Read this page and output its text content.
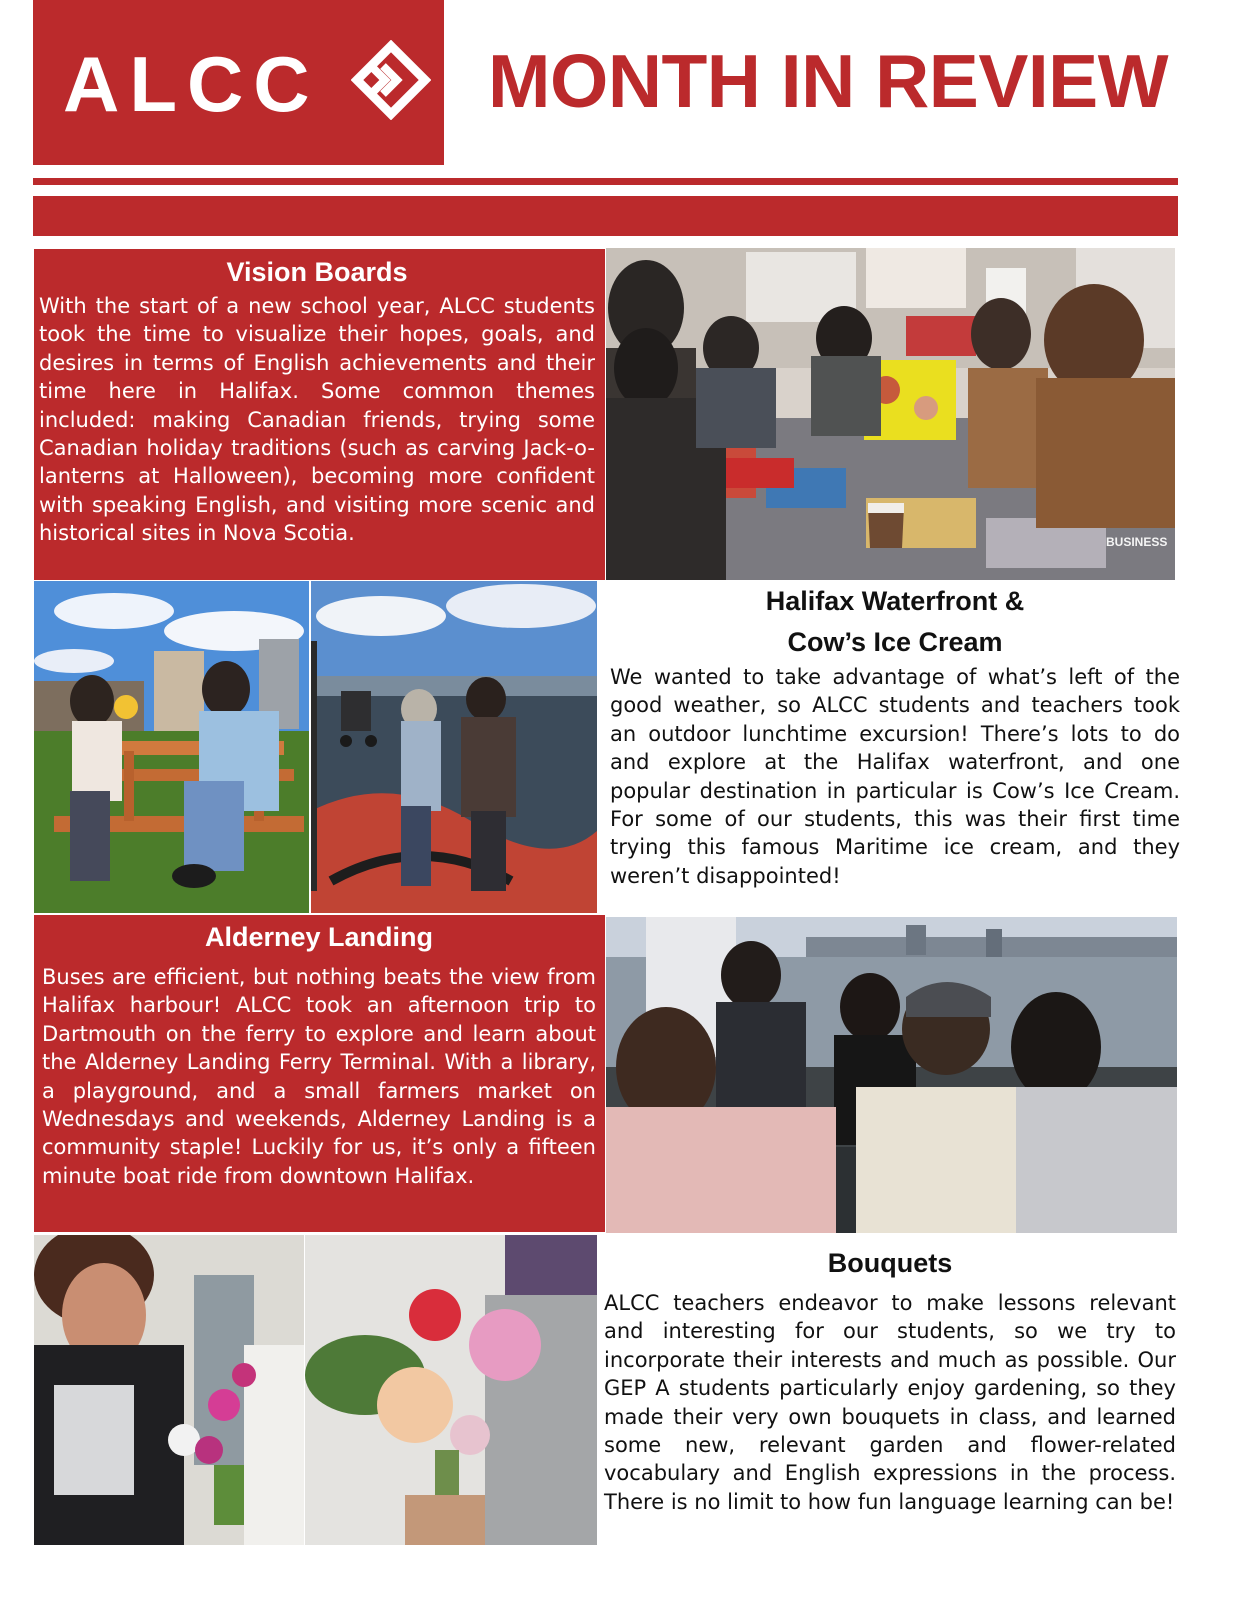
ALCC MONTH IN REVIEW
Vision Boards

With the start of a new school year, ALCC students took the time to visualize their hopes, goals, and desires in terms of English achievements and their time here in Halifax. Some common themes included: making Canadian friends, trying some Canadian holiday traditions (such as carving Jack-o-lanterns at Halloween), becoming more confident with speaking English, and visiting more scenic and historical sites in Nova Scotia.	BUSINESS
Halifax Waterfront &
Cow’s Ice Cream

We wanted to take advantage of what’s left of the good weather, so ALCC students and teachers took an outdoor lunchtime excursion! There’s lots to do and explore at the Halifax waterfront, and one popular destination in particular is Cow’s Ice Cream. For some of our students, this was their first time trying this famous Maritime ice cream, and they weren’t disappointed!

Alderney Landing

Buses are efficient, but nothing beats the view from Halifax harbour! ALCC took an afternoon trip to Dartmouth on the ferry to explore and learn about the Alderney Landing Ferry Terminal. With a library, a playground, and a small farmers market on Wednesdays and weekends, Alderney Landing is a community staple! Luckily for us, it’s only a fifteen minute boat ride from downtown Halifax.

Bouquets

ALCC teachers endeavor to make lessons relevant and interesting for our students, so we try to incorporate their interests and much as possible. Our GEP A students particularly enjoy gardening, so they made their very own bouquets in class, and learned some new, relevant garden and flower-related vocabulary and English expressions in the process. There is no limit to how fun language learning can be!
::::::
WHAT IS NEEDED: Without including any pictures, reproduce the listing exactly.

FINISHED EXERCISE:
Read this page and output its text content.
ALCC MONTH IN REVIEW
Vision Boards

With the start of a new school year, ALCC students took the time to visualize their hopes, goals, and desires in terms of English achievements and their time here in Halifax. Some common themes included: making Canadian friends, trying some Canadian holiday traditions (such as carving Jack-o-lanterns at Halloween), becoming more confident with speaking English, and visiting more scenic and historical sites in Nova Scotia.	BUSINESS
Halifax Waterfront &
Cow’s Ice Cream

We wanted to take advantage of what’s left of the good weather, so ALCC students and teachers took an outdoor lunchtime excursion! There’s lots to do and explore at the Halifax waterfront, and one popular destination in particular is Cow’s Ice Cream. For some of our students, this was their first time trying this famous Maritime ice cream, and they weren’t disappointed!

Alderney Landing

Buses are efficient, but nothing beats the view from Halifax harbour! ALCC took an afternoon trip to Dartmouth on the ferry to explore and learn about the Alderney Landing Ferry Terminal. With a library, a playground, and a small farmers market on Wednesdays and weekends, Alderney Landing is a community staple! Luckily for us, it’s only a fifteen minute boat ride from downtown Halifax.

Bouquets

ALCC teachers endeavor to make lessons relevant and interesting for our students, so we try to incorporate their interests and much as possible. Our GEP A students particularly enjoy gardening, so they made their very own bouquets in class, and learned some new, relevant garden and flower-related vocabulary and English expressions in the process. There is no limit to how fun language learning can be!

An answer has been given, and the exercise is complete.